Task to carry out - Would you retype all of these records exactly?

Records for this task -

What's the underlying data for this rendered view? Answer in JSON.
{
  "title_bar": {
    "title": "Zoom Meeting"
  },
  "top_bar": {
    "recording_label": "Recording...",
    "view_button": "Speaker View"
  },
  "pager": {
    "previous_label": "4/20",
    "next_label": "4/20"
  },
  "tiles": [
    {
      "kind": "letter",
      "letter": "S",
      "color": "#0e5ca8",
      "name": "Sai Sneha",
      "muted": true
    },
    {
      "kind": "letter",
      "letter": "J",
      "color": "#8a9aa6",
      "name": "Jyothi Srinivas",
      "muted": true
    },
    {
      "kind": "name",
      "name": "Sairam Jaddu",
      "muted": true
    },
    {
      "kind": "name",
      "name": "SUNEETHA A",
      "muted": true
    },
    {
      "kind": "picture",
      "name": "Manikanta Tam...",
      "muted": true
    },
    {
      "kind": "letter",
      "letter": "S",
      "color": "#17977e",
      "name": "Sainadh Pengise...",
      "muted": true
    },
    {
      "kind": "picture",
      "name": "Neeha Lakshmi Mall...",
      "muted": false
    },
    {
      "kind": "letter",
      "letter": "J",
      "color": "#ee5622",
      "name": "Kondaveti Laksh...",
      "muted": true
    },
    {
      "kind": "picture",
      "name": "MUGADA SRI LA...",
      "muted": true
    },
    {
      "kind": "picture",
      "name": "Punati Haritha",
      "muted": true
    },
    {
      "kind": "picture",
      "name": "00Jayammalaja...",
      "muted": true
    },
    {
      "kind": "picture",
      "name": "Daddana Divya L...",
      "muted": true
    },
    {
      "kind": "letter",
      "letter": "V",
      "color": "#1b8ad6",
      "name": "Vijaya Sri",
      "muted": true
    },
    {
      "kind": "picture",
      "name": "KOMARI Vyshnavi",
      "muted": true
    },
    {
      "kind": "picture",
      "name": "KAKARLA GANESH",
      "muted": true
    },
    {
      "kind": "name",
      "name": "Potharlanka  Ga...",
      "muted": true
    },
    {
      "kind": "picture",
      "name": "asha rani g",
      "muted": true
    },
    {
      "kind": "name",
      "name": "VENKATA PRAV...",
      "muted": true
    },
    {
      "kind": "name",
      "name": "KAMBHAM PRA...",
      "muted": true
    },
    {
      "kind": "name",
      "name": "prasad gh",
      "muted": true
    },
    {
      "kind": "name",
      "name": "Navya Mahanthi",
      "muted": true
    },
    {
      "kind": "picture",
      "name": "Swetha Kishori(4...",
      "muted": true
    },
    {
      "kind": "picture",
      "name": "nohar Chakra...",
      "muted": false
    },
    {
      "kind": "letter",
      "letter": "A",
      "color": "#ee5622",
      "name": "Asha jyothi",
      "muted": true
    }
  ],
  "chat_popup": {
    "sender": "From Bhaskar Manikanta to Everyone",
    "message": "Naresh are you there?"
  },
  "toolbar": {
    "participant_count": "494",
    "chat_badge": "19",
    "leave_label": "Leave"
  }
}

In response -
What's the underlying data for this rendered view? Answer in JSON.
{
  "title_bar": {
    "title": "Zoom Meeting"
  },
  "top_bar": {
    "recording_label": "Recording...",
    "view_button": "Speaker View"
  },
  "pager": {
    "previous_label": "4/20",
    "next_label": "4/20"
  },
  "tiles": [
    {
      "kind": "letter",
      "letter": "S",
      "color": "#0e5ca8",
      "name": "Sai Sneha",
      "muted": true
    },
    {
      "kind": "letter",
      "letter": "J",
      "color": "#8a9aa6",
      "name": "Jyothi Srinivas",
      "muted": true
    },
    {
      "kind": "name",
      "name": "Sairam Jaddu",
      "muted": true
    },
    {
      "kind": "name",
      "name": "SUNEETHA A",
      "muted": true
    },
    {
      "kind": "picture",
      "name": "Manikanta Tam...",
      "muted": true
    },
    {
      "kind": "letter",
      "letter": "S",
      "color": "#17977e",
      "name": "Sainadh Pengise...",
      "muted": true
    },
    {
      "kind": "picture",
      "name": "Neeha Lakshmi Mall...",
      "muted": false
    },
    {
      "kind": "letter",
      "letter": "J",
      "color": "#ee5622",
      "name": "Kondaveti Laksh...",
      "muted": true
    },
    {
      "kind": "picture",
      "name": "MUGADA SRI LA...",
      "muted": true
    },
    {
      "kind": "picture",
      "name": "Punati Haritha",
      "muted": true
    },
    {
      "kind": "picture",
      "name": "00Jayammalaja...",
      "muted": true
    },
    {
      "kind": "picture",
      "name": "Daddana Divya L...",
      "muted": true
    },
    {
      "kind": "letter",
      "letter": "V",
      "color": "#1b8ad6",
      "name": "Vijaya Sri",
      "muted": true
    },
    {
      "kind": "picture",
      "name": "KOMARI Vyshnavi",
      "muted": true
    },
    {
      "kind": "picture",
      "name": "KAKARLA GANESH",
      "muted": true
    },
    {
      "kind": "name",
      "name": "Potharlanka  Ga...",
      "muted": true
    },
    {
      "kind": "picture",
      "name": "asha rani g",
      "muted": true
    },
    {
      "kind": "name",
      "name": "VENKATA PRAV...",
      "muted": true
    },
    {
      "kind": "name",
      "name": "KAMBHAM PRA...",
      "muted": true
    },
    {
      "kind": "name",
      "name": "prasad gh",
      "muted": true
    },
    {
      "kind": "name",
      "name": "Navya Mahanthi",
      "muted": true
    },
    {
      "kind": "picture",
      "name": "Swetha Kishori(4...",
      "muted": true
    },
    {
      "kind": "picture",
      "name": "nohar Chakra...",
      "muted": false
    },
    {
      "kind": "letter",
      "letter": "A",
      "color": "#ee5622",
      "name": "Asha jyothi",
      "muted": true
    }
  ],
  "chat_popup": {
    "sender": "From Bhaskar Manikanta to Everyone",
    "message": "Naresh are you there?"
  },
  "toolbar": {
    "participant_count": "494",
    "chat_badge": "19",
    "leave_label": "Leave"
  }
}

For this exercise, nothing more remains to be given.